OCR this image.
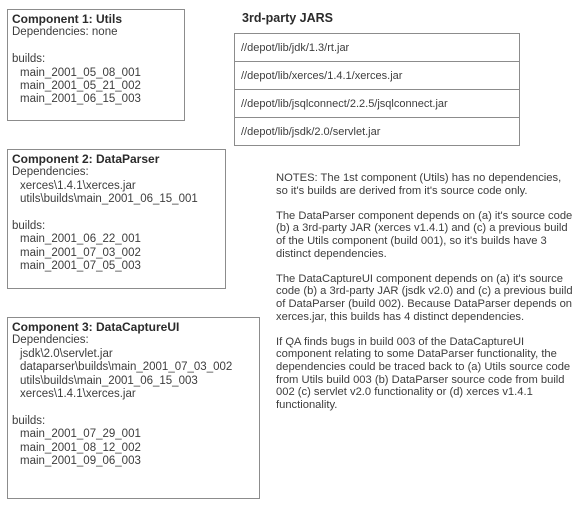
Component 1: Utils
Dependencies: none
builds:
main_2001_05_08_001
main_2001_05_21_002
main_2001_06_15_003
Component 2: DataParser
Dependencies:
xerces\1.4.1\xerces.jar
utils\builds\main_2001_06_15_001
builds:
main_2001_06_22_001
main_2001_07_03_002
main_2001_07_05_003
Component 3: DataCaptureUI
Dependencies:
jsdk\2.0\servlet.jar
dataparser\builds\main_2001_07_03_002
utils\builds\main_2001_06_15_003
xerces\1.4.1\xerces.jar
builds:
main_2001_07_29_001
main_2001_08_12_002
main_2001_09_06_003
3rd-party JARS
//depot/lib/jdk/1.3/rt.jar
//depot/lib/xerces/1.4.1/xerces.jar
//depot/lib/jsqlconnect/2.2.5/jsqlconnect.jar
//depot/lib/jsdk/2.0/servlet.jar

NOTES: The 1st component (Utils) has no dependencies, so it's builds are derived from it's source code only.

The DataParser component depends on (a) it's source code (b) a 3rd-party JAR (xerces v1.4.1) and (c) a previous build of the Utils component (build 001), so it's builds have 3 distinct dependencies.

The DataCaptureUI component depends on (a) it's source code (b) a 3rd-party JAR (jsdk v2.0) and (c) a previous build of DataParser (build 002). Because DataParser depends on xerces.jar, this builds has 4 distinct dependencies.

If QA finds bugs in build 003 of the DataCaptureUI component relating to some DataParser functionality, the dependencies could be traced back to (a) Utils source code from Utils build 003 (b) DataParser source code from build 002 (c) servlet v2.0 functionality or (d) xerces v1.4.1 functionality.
■ ■ ■ ■ ■
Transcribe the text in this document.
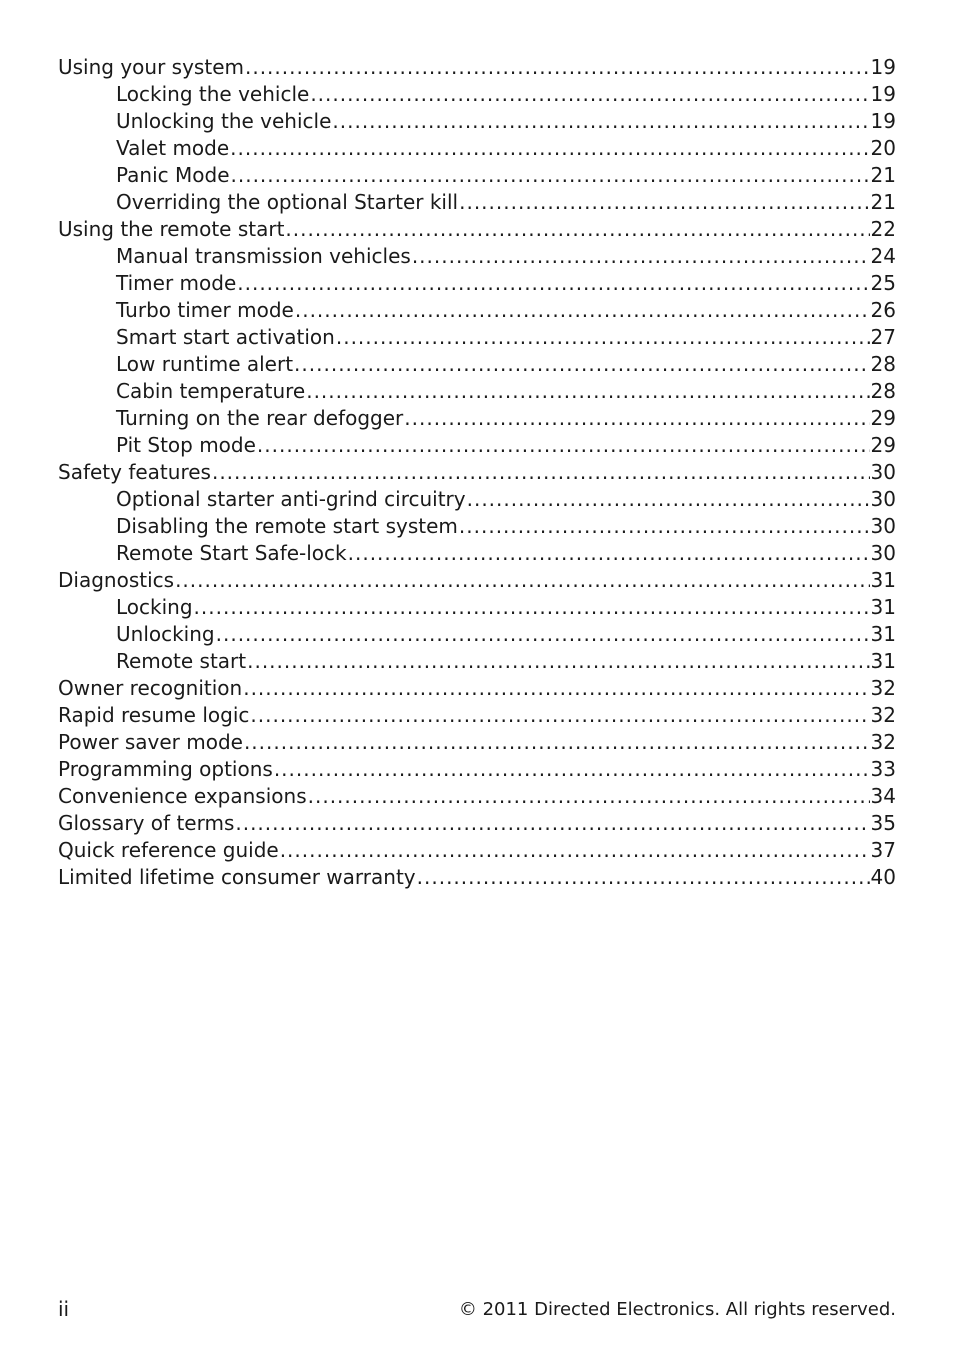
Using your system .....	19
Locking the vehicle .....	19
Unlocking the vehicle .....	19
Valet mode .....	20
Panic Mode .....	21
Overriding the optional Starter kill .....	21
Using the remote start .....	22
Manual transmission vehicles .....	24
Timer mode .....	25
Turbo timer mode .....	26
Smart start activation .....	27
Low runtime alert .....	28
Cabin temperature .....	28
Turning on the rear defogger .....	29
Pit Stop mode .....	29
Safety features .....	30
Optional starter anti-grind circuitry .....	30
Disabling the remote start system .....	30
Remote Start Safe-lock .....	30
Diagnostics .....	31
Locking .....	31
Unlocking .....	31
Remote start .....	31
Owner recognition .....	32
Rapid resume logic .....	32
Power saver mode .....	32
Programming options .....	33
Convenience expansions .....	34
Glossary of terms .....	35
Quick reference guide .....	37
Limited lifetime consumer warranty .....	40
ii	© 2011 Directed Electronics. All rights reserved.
■ ■ ■ ■ ■
• _Required task_:
Search the data above for the string "from" and return every line that has it.

• _Exercise response_:
NOTES: The 1st component (Utils) has no dependencies, so it's builds are derived from it's source code only.
If QA finds bugs in build 003 of the DataCaptureUI component relating to some DataParser functionality, the dependencies could be traced back to (a) Utils source code from Utils build 003 (b) DataParser source code from build 002 (c) servlet v2.0 functionality or (d) xerces v1.4.1 functionality.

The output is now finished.